• _WHAT IS NEEDED_
From the entries below, copy every line holding the word "Qualité".
## Begin LISTED RECORDS
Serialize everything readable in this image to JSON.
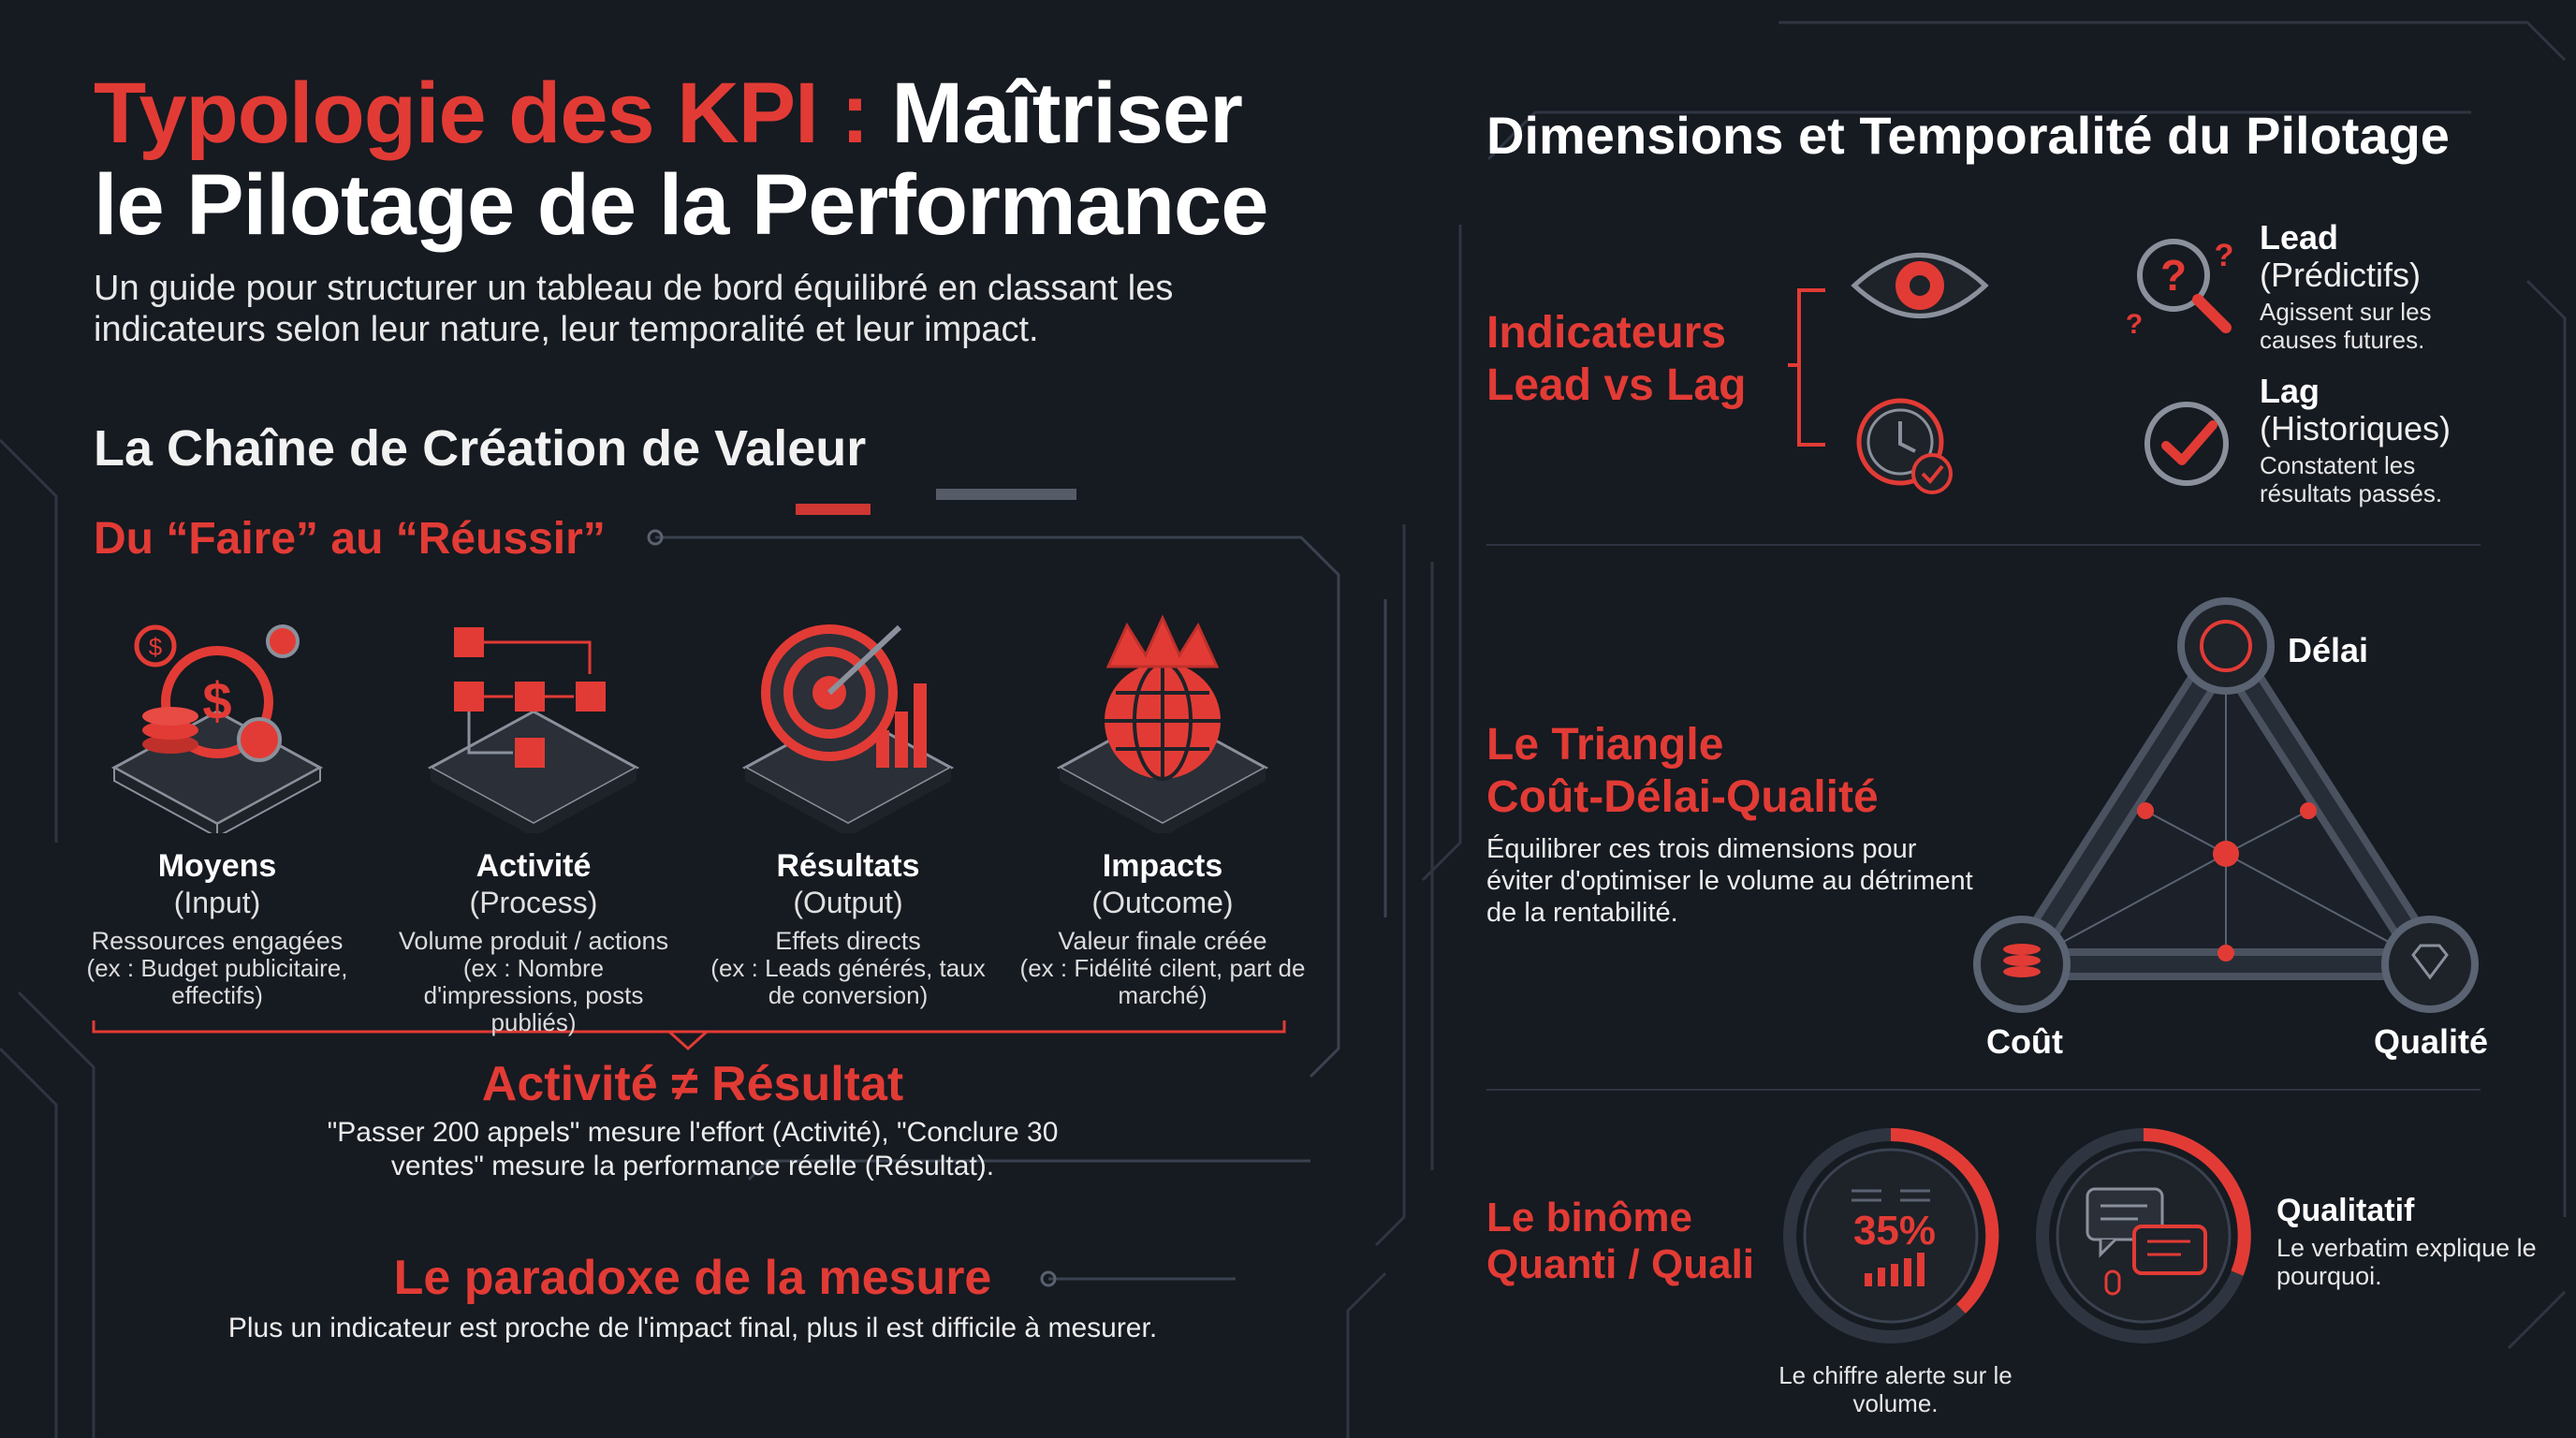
{
  "header": {
    "title_red": "Typologie des KPI : ",
    "title_white_1": "Maîtriser",
    "title_white_2": "le Pilotage de la Performance",
    "subtitle": "Un guide pour structurer un tableau de bord équilibré en classant les indicateurs selon leur nature, leur temporalité et leur impact."
  },
  "chain": {
    "title": "La Chaîne de Création de Valeur",
    "subtitle": "Du “Faire” au “Réussir”",
    "steps": [
      {
        "name": "Moyens",
        "type": "(Input)",
        "desc": "Ressources engagées",
        "example": "(ex : Budget publicitaire, effectifs)",
        "icon": "budget-gears-icon"
      },
      {
        "name": "Activité",
        "type": "(Process)",
        "desc": "Volume produit / actions",
        "example": "(ex : Nombre d'impressions, posts publiés)",
        "icon": "process-flow-icon"
      },
      {
        "name": "Résultats",
        "type": "(Output)",
        "desc": "Effets directs",
        "example": "(ex : Leads générés, taux de conversion)",
        "icon": "target-chart-icon"
      },
      {
        "name": "Impacts",
        "type": "(Outcome)",
        "desc": "Valeur finale créée",
        "example": "(ex : Fidélité cilent, part de marché)",
        "icon": "crown-globe-icon"
      }
    ],
    "activity_title": "Activité ≠ Résultat",
    "activity_desc": "\"Passer 200 appels\" mesure l'effort (Activité), \"Conclure 30 ventes\" mesure la performance réelle (Résultat).",
    "paradox_title": "Le paradoxe de la mesure",
    "paradox_desc": "Plus un indicateur est proche de l'impact final, plus il est difficile à mesurer."
  },
  "dimensions": {
    "title": "Dimensions et Temporalité du Pilotage",
    "lead_lag": {
      "title": "Indicateurs Lead vs Lag",
      "lead": {
        "name": "Lead",
        "type": "(Prédictifs)",
        "desc": "Agissent sur les causes futures."
      },
      "lag": {
        "name": "Lag",
        "type": "(Historiques)",
        "desc": "Constatent les résultats passés."
      }
    },
    "triangle": {
      "title_1": "Le Triangle",
      "title_2": "Coût-Délai-Qualité",
      "desc": "Équilibrer ces trois dimensions pour éviter d'optimiser le volume au détriment de la rentabilité.",
      "labels": {
        "delai": "Délai",
        "cout": "Coût",
        "qualite": "Qualité"
      }
    },
    "binome": {
      "title": "Le binôme Quanti / Quali",
      "quanti_value": "35%",
      "quanti_caption": "Le chiffre alerte sur le volume.",
      "quali_title": "Qualitatif",
      "quali_desc": "Le verbatim explique le pourquoi."
    }
  },
  "colors": {
    "accent": "#e23b35",
    "background": "#161a21",
    "line": "#3a4250"
  }
}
## End LISTED RECORDS
• _ANSWER BELOW_
      "title_2": "Coût-Délai-Qualité",
        "qualite": "Qualité"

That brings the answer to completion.